• [Required work]: This exercise calls for every line of the listing below that contains the word "cytoskeletal".

• [Data for analysis]:
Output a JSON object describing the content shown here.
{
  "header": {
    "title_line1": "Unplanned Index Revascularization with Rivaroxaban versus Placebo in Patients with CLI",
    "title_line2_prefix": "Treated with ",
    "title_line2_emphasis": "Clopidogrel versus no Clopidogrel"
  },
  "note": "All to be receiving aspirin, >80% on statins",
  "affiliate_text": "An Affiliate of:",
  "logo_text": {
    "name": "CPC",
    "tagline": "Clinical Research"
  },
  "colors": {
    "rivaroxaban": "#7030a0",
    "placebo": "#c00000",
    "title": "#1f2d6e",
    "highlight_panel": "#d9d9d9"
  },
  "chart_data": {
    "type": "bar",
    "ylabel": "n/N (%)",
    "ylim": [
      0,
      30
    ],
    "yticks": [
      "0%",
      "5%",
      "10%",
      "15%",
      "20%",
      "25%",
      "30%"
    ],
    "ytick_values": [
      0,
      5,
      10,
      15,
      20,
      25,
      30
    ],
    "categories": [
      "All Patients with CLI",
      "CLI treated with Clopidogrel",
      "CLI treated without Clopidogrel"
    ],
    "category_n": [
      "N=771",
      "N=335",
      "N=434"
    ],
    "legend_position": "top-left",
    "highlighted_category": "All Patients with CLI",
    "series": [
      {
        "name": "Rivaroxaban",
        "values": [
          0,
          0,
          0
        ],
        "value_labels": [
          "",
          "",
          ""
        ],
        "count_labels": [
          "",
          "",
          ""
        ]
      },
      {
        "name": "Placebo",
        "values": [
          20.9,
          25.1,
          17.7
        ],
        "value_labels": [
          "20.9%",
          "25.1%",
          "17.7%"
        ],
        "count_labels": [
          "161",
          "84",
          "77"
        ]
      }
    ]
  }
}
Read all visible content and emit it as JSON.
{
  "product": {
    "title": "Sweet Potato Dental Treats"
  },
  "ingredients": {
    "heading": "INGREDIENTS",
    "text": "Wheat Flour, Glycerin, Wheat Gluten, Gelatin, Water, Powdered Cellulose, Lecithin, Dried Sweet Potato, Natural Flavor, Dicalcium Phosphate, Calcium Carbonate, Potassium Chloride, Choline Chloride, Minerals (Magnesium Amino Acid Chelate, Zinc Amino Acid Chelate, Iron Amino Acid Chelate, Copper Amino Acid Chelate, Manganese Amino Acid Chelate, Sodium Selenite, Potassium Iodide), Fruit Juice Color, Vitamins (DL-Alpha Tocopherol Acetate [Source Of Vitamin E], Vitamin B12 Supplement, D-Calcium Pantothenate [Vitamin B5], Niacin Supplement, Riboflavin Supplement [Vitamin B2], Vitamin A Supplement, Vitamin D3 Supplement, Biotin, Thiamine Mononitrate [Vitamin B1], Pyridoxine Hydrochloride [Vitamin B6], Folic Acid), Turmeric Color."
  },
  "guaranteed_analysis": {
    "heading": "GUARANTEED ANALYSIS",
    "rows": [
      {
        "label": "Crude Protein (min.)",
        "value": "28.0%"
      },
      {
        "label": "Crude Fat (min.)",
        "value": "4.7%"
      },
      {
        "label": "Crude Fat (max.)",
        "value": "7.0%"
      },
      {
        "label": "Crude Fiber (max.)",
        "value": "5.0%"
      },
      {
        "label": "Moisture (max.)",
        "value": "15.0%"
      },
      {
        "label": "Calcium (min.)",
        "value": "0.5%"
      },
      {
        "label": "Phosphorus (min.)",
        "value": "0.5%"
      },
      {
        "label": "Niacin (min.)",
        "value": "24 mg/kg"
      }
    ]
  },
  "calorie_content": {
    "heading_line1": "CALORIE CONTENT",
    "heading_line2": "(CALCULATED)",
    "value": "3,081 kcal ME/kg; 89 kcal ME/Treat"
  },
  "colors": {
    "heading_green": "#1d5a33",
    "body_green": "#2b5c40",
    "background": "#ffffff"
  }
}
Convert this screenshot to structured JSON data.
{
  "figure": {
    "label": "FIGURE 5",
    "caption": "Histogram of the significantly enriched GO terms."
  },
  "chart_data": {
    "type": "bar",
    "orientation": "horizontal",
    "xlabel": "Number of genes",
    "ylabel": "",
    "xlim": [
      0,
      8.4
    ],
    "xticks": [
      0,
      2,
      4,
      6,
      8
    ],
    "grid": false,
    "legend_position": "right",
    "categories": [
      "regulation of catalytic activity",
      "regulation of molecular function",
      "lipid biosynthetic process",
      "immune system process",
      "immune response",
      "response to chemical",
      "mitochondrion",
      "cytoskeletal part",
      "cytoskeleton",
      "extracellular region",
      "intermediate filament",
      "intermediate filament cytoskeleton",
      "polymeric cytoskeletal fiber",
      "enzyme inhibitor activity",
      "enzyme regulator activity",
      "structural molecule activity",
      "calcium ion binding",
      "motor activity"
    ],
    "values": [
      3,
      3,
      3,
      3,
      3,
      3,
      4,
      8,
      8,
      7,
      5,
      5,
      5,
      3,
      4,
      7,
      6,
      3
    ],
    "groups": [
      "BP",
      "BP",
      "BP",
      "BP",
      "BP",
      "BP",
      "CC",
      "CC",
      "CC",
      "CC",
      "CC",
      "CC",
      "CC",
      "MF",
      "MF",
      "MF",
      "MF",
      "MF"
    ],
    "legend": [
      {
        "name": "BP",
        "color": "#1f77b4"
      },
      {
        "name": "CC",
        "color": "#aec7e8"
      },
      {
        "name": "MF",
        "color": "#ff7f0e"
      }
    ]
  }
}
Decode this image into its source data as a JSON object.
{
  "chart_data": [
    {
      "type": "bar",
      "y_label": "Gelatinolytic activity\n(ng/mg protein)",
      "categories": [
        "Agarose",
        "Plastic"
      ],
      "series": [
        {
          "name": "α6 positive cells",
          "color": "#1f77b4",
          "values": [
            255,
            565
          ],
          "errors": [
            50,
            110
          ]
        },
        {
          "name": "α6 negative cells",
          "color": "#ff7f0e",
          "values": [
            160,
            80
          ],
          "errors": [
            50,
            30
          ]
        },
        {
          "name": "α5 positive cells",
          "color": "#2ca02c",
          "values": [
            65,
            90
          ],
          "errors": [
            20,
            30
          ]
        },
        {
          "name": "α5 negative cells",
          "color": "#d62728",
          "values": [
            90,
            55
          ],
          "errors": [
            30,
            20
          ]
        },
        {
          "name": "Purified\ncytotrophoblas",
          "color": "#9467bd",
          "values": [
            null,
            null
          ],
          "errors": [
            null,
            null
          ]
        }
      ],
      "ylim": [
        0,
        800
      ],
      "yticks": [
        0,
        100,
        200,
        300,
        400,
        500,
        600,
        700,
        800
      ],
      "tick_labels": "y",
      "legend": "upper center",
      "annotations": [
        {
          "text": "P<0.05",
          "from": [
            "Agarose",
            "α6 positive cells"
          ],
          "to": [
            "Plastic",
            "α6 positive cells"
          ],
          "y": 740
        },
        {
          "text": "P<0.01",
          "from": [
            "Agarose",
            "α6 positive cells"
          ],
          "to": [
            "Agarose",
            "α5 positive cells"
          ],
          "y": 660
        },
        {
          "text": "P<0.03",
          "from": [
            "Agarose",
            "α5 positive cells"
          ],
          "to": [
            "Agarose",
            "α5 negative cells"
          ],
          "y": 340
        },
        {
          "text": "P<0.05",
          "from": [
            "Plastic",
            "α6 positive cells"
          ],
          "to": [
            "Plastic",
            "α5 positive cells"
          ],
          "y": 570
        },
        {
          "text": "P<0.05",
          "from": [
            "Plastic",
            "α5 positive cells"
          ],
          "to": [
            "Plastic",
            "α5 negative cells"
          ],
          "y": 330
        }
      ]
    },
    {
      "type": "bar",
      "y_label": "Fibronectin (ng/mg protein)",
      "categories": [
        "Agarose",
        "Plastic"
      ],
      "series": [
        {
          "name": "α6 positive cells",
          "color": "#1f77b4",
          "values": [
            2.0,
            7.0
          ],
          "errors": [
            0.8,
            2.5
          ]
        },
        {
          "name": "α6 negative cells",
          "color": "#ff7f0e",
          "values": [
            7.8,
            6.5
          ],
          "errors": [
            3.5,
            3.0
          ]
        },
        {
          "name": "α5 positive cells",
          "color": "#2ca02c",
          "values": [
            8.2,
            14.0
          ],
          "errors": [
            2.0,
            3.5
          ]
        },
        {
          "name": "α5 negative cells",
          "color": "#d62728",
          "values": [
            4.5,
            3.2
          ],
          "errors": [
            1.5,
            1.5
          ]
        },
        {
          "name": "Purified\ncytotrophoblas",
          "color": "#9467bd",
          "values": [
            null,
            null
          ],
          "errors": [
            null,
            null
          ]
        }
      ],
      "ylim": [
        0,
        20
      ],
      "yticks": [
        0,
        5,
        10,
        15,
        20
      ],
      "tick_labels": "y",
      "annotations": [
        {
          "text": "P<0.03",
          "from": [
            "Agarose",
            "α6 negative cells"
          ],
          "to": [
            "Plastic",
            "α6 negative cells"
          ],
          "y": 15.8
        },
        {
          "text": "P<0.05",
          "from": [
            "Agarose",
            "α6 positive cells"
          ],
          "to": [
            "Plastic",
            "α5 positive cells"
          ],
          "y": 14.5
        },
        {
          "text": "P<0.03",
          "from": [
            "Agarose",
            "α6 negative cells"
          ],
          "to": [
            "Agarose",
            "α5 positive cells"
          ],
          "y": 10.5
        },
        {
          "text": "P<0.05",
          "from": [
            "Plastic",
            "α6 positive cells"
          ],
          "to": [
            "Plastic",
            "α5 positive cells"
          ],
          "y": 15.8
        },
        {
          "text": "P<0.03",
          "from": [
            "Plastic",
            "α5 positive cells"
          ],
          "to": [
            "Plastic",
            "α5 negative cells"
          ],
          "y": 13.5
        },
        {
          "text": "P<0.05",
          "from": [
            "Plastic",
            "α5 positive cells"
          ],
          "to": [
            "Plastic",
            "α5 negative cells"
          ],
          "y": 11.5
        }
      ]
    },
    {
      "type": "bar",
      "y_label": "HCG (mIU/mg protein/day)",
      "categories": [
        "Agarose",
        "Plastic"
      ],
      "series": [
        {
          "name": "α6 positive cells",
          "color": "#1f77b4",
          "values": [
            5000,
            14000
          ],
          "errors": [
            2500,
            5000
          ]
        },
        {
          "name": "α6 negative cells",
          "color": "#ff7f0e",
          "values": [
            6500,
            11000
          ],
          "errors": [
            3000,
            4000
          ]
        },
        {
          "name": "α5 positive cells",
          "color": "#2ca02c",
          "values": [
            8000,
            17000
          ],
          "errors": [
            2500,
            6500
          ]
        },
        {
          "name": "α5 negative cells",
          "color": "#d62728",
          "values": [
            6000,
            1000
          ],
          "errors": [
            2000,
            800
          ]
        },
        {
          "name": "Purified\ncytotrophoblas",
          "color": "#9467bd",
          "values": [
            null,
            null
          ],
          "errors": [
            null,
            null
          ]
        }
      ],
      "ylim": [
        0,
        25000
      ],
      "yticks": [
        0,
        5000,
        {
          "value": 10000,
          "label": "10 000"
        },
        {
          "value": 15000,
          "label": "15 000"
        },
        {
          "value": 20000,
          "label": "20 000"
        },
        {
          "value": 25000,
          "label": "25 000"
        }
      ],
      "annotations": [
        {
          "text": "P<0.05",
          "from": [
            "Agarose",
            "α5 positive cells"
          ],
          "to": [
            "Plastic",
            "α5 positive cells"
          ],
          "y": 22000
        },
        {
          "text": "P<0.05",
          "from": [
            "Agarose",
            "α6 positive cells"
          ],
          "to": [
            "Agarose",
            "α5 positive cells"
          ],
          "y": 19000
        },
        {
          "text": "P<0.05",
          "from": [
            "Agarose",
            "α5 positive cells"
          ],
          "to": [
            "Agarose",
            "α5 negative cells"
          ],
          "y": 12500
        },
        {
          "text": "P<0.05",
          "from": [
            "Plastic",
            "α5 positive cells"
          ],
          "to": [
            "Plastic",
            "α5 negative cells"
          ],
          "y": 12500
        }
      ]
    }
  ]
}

• [Task answer]:
      "cytoskeletal part",
      "polymeric cytoskeletal fiber",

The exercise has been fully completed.